**Stored data:**
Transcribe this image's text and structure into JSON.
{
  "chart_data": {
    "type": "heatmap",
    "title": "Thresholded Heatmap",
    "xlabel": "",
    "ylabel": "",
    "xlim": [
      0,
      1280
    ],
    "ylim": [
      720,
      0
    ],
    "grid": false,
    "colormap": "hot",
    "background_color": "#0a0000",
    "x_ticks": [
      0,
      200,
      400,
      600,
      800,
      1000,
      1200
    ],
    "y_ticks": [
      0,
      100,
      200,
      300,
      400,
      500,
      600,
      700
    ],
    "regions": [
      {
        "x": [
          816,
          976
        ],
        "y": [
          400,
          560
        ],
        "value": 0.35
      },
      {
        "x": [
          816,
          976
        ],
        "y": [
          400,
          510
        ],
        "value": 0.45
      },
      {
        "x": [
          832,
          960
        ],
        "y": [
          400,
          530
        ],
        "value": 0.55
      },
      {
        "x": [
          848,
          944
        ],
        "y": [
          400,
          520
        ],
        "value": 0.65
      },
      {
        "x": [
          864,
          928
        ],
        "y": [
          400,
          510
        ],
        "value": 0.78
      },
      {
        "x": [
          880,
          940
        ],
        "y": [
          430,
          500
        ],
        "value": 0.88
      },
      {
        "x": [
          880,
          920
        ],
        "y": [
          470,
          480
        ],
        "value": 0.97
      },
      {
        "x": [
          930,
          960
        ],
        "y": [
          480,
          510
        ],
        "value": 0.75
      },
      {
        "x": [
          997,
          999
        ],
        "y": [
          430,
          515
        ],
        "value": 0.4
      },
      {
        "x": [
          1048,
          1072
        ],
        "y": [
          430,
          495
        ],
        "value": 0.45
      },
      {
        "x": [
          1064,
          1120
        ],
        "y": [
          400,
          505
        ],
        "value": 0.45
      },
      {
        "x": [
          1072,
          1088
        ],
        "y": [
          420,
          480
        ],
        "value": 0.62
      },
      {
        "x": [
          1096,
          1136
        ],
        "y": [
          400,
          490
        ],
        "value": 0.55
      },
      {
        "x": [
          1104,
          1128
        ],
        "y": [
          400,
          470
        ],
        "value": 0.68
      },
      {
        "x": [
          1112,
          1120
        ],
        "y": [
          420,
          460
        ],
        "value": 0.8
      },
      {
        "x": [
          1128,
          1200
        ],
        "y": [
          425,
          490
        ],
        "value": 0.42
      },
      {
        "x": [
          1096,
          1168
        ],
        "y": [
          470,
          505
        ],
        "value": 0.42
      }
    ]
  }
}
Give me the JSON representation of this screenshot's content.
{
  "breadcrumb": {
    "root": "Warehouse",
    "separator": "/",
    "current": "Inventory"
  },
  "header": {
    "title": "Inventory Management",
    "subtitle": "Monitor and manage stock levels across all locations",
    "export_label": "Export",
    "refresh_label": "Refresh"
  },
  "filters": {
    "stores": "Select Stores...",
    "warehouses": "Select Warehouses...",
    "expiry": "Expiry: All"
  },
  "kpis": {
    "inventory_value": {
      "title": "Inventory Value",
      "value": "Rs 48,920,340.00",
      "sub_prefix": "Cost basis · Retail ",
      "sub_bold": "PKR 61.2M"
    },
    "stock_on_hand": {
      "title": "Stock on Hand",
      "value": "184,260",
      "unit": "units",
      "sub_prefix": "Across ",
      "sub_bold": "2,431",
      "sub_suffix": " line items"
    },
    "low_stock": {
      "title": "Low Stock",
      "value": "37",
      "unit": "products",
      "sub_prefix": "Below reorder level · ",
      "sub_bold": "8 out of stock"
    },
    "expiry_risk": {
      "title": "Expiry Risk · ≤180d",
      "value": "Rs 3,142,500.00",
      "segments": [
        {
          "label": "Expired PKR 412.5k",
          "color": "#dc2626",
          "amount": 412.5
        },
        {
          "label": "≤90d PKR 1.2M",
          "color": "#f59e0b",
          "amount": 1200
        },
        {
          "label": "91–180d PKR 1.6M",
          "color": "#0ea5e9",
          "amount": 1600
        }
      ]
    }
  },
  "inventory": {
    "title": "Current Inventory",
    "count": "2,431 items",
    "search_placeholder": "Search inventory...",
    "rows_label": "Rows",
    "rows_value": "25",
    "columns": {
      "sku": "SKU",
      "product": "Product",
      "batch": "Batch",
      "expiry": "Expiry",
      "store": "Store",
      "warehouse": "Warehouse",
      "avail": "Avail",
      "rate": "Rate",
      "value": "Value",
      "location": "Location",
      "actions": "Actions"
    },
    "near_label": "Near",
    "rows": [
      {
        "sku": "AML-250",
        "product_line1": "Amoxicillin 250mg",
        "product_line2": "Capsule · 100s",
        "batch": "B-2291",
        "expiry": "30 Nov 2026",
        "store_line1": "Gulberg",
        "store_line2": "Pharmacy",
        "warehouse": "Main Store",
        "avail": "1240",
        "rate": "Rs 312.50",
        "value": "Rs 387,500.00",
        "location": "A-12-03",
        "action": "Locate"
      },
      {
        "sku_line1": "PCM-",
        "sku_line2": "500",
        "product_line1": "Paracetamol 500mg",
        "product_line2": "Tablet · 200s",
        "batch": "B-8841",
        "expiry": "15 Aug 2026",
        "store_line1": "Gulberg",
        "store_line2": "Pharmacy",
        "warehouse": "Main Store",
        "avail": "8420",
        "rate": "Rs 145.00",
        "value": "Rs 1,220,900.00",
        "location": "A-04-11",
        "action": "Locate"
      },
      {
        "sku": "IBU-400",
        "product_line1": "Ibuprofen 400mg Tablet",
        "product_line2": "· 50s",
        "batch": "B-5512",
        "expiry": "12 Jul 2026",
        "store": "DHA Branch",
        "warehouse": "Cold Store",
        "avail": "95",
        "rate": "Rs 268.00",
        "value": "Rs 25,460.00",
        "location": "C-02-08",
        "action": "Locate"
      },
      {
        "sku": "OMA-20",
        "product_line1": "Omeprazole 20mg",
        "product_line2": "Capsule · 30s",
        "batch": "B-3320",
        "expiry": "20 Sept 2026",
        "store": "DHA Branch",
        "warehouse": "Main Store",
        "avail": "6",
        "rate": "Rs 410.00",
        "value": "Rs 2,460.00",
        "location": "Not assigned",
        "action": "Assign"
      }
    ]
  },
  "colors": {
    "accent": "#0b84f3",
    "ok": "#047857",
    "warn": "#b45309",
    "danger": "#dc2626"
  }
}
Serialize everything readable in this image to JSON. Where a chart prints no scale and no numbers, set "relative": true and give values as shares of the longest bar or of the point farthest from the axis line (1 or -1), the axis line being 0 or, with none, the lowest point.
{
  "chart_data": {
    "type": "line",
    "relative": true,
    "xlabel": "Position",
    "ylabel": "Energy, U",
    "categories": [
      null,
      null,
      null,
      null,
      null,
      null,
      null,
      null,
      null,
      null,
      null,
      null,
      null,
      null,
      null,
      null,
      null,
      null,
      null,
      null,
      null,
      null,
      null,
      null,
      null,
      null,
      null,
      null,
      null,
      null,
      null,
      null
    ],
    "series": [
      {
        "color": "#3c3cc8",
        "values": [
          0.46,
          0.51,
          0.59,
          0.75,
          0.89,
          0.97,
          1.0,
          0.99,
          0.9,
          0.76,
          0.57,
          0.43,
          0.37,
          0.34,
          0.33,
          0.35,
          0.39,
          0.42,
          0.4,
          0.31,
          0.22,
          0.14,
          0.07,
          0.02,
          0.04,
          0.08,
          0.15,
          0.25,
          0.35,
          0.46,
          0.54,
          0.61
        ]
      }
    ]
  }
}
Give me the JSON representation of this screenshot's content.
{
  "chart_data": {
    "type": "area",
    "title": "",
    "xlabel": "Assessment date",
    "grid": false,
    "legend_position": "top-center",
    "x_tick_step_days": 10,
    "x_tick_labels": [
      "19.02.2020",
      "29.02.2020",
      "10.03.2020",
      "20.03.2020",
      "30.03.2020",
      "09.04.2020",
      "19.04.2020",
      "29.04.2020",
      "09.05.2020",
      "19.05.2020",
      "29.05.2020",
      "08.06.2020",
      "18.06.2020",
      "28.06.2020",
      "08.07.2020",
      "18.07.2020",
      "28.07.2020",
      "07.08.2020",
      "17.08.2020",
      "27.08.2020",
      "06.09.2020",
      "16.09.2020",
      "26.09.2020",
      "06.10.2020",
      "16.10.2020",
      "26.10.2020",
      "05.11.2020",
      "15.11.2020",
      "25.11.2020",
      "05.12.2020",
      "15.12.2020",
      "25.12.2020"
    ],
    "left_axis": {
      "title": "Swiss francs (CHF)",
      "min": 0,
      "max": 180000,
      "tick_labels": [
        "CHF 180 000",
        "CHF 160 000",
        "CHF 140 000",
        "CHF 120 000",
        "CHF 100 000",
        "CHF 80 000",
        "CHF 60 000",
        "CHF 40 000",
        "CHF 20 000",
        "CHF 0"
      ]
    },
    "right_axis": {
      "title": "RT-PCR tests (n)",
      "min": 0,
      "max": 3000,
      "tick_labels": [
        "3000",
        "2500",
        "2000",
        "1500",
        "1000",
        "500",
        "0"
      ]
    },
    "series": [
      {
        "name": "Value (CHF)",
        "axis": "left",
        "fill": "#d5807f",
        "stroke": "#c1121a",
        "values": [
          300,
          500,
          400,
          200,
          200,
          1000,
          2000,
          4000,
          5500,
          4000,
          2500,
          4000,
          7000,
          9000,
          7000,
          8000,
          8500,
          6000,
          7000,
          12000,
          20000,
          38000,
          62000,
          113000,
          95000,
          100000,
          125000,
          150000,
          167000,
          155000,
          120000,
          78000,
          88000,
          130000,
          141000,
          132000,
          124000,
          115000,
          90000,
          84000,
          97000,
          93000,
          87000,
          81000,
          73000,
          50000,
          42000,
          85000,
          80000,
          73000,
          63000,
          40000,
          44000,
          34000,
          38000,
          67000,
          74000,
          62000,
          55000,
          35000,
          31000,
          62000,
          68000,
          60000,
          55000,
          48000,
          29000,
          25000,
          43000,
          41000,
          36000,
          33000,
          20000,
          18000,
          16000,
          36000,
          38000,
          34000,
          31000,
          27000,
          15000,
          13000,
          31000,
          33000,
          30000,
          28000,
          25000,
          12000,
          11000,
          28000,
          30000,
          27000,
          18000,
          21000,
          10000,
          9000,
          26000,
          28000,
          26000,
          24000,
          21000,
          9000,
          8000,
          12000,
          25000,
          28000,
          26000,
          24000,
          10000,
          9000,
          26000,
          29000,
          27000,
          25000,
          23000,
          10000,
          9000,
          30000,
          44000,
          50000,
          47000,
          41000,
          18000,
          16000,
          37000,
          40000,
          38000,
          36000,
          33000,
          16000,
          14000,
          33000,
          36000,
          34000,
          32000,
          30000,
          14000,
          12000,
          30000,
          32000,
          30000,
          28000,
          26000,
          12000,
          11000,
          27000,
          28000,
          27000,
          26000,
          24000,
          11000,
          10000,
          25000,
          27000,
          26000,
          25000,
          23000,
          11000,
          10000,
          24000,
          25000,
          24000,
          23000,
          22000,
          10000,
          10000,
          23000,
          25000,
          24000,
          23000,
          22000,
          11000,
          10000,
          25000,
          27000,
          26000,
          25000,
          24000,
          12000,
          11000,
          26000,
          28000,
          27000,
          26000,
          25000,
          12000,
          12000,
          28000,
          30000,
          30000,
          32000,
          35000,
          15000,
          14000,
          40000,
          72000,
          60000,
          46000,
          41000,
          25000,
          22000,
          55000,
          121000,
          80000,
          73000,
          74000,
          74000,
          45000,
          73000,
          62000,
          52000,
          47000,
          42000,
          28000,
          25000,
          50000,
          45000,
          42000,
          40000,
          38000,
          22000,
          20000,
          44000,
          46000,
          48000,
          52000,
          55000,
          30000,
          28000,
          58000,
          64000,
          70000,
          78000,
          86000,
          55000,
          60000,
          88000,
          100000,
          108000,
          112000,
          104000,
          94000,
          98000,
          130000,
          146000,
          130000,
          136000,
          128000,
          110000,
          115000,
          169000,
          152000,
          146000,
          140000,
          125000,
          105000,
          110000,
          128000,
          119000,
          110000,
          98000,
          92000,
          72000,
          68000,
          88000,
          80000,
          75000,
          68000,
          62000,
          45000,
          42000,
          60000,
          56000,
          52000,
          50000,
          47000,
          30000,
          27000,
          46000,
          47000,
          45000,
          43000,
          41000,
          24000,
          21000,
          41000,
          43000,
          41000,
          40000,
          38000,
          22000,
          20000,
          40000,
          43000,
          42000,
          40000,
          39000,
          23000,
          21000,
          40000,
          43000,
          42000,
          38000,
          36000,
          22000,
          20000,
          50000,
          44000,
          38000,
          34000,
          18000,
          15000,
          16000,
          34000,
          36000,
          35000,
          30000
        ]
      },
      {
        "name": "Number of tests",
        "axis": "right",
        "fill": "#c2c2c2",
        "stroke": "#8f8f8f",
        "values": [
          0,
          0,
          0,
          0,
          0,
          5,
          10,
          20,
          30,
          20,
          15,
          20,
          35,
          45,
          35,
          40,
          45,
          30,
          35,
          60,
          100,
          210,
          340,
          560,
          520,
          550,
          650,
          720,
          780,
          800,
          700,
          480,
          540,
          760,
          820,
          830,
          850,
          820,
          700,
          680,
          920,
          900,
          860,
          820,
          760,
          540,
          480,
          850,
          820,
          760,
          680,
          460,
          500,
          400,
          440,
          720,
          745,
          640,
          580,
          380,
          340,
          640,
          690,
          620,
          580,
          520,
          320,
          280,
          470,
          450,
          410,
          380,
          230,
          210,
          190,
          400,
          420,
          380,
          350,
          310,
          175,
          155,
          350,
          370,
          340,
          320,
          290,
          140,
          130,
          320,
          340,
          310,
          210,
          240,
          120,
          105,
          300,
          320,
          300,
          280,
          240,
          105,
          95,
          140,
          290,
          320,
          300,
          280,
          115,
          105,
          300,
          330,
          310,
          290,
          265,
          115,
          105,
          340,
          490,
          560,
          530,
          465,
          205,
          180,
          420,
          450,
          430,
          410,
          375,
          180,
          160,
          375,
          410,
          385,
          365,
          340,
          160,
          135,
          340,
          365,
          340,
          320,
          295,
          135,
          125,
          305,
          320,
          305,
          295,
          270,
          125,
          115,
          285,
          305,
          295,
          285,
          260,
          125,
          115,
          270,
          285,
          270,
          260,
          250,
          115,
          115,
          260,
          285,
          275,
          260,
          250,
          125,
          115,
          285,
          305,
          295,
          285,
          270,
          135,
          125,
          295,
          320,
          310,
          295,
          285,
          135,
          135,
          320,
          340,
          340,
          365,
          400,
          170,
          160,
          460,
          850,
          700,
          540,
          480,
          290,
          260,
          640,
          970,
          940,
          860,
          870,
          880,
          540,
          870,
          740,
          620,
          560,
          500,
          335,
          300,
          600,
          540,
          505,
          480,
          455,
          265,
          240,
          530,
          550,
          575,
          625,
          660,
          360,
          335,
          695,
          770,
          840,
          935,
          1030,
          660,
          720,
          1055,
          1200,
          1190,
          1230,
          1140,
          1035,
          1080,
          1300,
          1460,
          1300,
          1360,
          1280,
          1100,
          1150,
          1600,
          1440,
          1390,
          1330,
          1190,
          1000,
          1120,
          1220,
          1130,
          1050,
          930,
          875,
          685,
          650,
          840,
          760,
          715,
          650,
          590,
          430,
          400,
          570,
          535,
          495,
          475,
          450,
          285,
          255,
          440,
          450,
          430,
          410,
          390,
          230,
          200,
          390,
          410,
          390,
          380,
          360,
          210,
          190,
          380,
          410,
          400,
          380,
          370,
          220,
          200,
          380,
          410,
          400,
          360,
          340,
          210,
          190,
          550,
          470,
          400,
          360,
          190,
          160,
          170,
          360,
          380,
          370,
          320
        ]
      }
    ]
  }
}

**Direction:** Say, as a number only, how many lines of the data contain "avail".

**Written answer:** 5